* [STORED ROWS]

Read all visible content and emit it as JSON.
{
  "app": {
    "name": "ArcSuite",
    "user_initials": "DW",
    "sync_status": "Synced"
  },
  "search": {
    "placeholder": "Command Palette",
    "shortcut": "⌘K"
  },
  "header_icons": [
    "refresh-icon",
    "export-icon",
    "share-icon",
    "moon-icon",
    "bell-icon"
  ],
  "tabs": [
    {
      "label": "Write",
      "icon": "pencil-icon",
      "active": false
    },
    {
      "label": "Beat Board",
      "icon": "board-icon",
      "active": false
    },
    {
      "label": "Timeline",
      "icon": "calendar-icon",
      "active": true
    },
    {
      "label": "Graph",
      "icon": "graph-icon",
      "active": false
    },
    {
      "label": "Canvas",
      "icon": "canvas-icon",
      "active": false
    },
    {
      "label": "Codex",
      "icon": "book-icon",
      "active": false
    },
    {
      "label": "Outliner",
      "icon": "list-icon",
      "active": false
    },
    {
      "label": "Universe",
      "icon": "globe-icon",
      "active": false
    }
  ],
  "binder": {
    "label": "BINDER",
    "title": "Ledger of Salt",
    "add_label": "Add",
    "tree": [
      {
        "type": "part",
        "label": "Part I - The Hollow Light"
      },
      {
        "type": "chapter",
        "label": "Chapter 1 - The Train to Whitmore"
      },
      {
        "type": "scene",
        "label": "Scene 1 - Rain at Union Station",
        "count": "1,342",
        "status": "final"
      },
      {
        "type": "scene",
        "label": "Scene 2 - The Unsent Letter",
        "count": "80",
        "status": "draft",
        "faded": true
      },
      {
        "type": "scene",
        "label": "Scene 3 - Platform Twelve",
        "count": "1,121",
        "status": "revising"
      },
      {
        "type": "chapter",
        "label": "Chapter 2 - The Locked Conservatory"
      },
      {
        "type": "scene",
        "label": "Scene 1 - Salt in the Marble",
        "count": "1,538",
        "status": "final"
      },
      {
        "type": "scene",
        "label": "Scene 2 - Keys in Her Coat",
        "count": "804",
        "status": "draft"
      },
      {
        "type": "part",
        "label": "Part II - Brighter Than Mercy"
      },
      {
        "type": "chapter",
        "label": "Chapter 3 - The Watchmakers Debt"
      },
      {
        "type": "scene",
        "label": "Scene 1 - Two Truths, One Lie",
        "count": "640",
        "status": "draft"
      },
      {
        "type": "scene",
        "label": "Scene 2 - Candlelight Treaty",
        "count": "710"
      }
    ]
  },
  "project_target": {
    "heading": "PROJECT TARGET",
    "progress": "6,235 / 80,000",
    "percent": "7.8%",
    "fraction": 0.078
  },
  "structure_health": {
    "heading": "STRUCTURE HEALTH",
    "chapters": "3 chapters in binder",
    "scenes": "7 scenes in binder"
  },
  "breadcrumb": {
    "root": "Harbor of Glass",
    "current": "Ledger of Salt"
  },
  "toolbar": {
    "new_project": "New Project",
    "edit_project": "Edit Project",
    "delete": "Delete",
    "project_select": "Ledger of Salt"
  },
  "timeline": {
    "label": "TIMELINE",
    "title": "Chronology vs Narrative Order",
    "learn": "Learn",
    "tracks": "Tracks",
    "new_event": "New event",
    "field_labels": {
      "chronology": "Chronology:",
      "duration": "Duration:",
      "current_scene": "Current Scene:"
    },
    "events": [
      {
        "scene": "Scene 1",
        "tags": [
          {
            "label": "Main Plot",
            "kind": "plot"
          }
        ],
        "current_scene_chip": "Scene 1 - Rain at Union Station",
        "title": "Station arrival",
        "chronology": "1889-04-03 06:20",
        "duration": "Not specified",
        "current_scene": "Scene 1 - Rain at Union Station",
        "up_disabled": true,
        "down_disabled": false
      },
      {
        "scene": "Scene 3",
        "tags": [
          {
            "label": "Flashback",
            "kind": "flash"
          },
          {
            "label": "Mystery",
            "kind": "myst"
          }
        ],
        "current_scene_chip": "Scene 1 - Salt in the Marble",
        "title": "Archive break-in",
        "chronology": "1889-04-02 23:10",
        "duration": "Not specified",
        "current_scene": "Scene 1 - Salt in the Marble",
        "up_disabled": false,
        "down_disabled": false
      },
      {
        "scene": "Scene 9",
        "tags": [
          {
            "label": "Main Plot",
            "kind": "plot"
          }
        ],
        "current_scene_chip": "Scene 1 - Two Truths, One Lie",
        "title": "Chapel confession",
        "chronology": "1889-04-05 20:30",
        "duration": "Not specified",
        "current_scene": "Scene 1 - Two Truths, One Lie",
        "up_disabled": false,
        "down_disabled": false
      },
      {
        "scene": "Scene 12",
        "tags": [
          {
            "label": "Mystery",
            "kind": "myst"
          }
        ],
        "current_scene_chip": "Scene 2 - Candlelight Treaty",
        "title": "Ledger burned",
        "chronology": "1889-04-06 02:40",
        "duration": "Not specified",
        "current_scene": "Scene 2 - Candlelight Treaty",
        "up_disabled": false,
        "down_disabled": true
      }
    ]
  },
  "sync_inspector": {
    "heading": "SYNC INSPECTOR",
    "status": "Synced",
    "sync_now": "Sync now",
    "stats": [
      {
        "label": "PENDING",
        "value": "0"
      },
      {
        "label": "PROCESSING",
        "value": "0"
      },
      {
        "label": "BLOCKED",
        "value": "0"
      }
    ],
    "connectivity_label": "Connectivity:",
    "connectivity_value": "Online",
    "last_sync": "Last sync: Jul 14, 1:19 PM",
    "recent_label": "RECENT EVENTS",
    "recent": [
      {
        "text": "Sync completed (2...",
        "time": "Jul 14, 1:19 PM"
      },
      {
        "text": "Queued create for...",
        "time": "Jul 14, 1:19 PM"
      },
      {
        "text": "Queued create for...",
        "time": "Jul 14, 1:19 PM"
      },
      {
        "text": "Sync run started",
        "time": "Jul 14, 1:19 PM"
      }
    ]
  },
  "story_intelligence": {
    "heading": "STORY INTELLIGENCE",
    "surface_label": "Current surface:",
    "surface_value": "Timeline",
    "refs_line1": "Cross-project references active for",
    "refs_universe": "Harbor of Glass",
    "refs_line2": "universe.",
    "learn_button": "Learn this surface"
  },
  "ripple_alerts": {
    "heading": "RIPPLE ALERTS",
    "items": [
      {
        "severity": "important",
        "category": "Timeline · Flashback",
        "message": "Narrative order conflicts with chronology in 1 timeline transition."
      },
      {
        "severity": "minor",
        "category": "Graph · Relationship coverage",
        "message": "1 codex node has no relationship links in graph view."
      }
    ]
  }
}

* [WHAT TO DO]
Restate the data above word for word.

* [WRITTEN RESPONSE]
Read all visible content and emit it as JSON.
{
  "app": {
    "name": "ArcSuite",
    "user_initials": "DW",
    "sync_status": "Synced"
  },
  "search": {
    "placeholder": "Command Palette",
    "shortcut": "⌘K"
  },
  "header_icons": [
    "refresh-icon",
    "export-icon",
    "share-icon",
    "moon-icon",
    "bell-icon"
  ],
  "tabs": [
    {
      "label": "Write",
      "icon": "pencil-icon",
      "active": false
    },
    {
      "label": "Beat Board",
      "icon": "board-icon",
      "active": false
    },
    {
      "label": "Timeline",
      "icon": "calendar-icon",
      "active": true
    },
    {
      "label": "Graph",
      "icon": "graph-icon",
      "active": false
    },
    {
      "label": "Canvas",
      "icon": "canvas-icon",
      "active": false
    },
    {
      "label": "Codex",
      "icon": "book-icon",
      "active": false
    },
    {
      "label": "Outliner",
      "icon": "list-icon",
      "active": false
    },
    {
      "label": "Universe",
      "icon": "globe-icon",
      "active": false
    }
  ],
  "binder": {
    "label": "BINDER",
    "title": "Ledger of Salt",
    "add_label": "Add",
    "tree": [
      {
        "type": "part",
        "label": "Part I - The Hollow Light"
      },
      {
        "type": "chapter",
        "label": "Chapter 1 - The Train to Whitmore"
      },
      {
        "type": "scene",
        "label": "Scene 1 - Rain at Union Station",
        "count": "1,342",
        "status": "final"
      },
      {
        "type": "scene",
        "label": "Scene 2 - The Unsent Letter",
        "count": "80",
        "status": "draft",
        "faded": true
      },
      {
        "type": "scene",
        "label": "Scene 3 - Platform Twelve",
        "count": "1,121",
        "status": "revising"
      },
      {
        "type": "chapter",
        "label": "Chapter 2 - The Locked Conservatory"
      },
      {
        "type": "scene",
        "label": "Scene 1 - Salt in the Marble",
        "count": "1,538",
        "status": "final"
      },
      {
        "type": "scene",
        "label": "Scene 2 - Keys in Her Coat",
        "count": "804",
        "status": "draft"
      },
      {
        "type": "part",
        "label": "Part II - Brighter Than Mercy"
      },
      {
        "type": "chapter",
        "label": "Chapter 3 - The Watchmakers Debt"
      },
      {
        "type": "scene",
        "label": "Scene 1 - Two Truths, One Lie",
        "count": "640",
        "status": "draft"
      },
      {
        "type": "scene",
        "label": "Scene 2 - Candlelight Treaty",
        "count": "710"
      }
    ]
  },
  "project_target": {
    "heading": "PROJECT TARGET",
    "progress": "6,235 / 80,000",
    "percent": "7.8%",
    "fraction": 0.078
  },
  "structure_health": {
    "heading": "STRUCTURE HEALTH",
    "chapters": "3 chapters in binder",
    "scenes": "7 scenes in binder"
  },
  "breadcrumb": {
    "root": "Harbor of Glass",
    "current": "Ledger of Salt"
  },
  "toolbar": {
    "new_project": "New Project",
    "edit_project": "Edit Project",
    "delete": "Delete",
    "project_select": "Ledger of Salt"
  },
  "timeline": {
    "label": "TIMELINE",
    "title": "Chronology vs Narrative Order",
    "learn": "Learn",
    "tracks": "Tracks",
    "new_event": "New event",
    "field_labels": {
      "chronology": "Chronology:",
      "duration": "Duration:",
      "current_scene": "Current Scene:"
    },
    "events": [
      {
        "scene": "Scene 1",
        "tags": [
          {
            "label": "Main Plot",
            "kind": "plot"
          }
        ],
        "current_scene_chip": "Scene 1 - Rain at Union Station",
        "title": "Station arrival",
        "chronology": "1889-04-03 06:20",
        "duration": "Not specified",
        "current_scene": "Scene 1 - Rain at Union Station",
        "up_disabled": true,
        "down_disabled": false
      },
      {
        "scene": "Scene 3",
        "tags": [
          {
            "label": "Flashback",
            "kind": "flash"
          },
          {
            "label": "Mystery",
            "kind": "myst"
          }
        ],
        "current_scene_chip": "Scene 1 - Salt in the Marble",
        "title": "Archive break-in",
        "chronology": "1889-04-02 23:10",
        "duration": "Not specified",
        "current_scene": "Scene 1 - Salt in the Marble",
        "up_disabled": false,
        "down_disabled": false
      },
      {
        "scene": "Scene 9",
        "tags": [
          {
            "label": "Main Plot",
            "kind": "plot"
          }
        ],
        "current_scene_chip": "Scene 1 - Two Truths, One Lie",
        "title": "Chapel confession",
        "chronology": "1889-04-05 20:30",
        "duration": "Not specified",
        "current_scene": "Scene 1 - Two Truths, One Lie",
        "up_disabled": false,
        "down_disabled": false
      },
      {
        "scene": "Scene 12",
        "tags": [
          {
            "label": "Mystery",
            "kind": "myst"
          }
        ],
        "current_scene_chip": "Scene 2 - Candlelight Treaty",
        "title": "Ledger burned",
        "chronology": "1889-04-06 02:40",
        "duration": "Not specified",
        "current_scene": "Scene 2 - Candlelight Treaty",
        "up_disabled": false,
        "down_disabled": true
      }
    ]
  },
  "sync_inspector": {
    "heading": "SYNC INSPECTOR",
    "status": "Synced",
    "sync_now": "Sync now",
    "stats": [
      {
        "label": "PENDING",
        "value": "0"
      },
      {
        "label": "PROCESSING",
        "value": "0"
      },
      {
        "label": "BLOCKED",
        "value": "0"
      }
    ],
    "connectivity_label": "Connectivity:",
    "connectivity_value": "Online",
    "last_sync": "Last sync: Jul 14, 1:19 PM",
    "recent_label": "RECENT EVENTS",
    "recent": [
      {
        "text": "Sync completed (2...",
        "time": "Jul 14, 1:19 PM"
      },
      {
        "text": "Queued create for...",
        "time": "Jul 14, 1:19 PM"
      },
      {
        "text": "Queued create for...",
        "time": "Jul 14, 1:19 PM"
      },
      {
        "text": "Sync run started",
        "time": "Jul 14, 1:19 PM"
      }
    ]
  },
  "story_intelligence": {
    "heading": "STORY INTELLIGENCE",
    "surface_label": "Current surface:",
    "surface_value": "Timeline",
    "refs_line1": "Cross-project references active for",
    "refs_universe": "Harbor of Glass",
    "refs_line2": "universe.",
    "learn_button": "Learn this surface"
  },
  "ripple_alerts": {
    "heading": "RIPPLE ALERTS",
    "items": [
      {
        "severity": "important",
        "category": "Timeline · Flashback",
        "message": "Narrative order conflicts with chronology in 1 timeline transition."
      },
      {
        "severity": "minor",
        "category": "Graph · Relationship coverage",
        "message": "1 codex node has no relationship links in graph view."
      }
    ]
  }
}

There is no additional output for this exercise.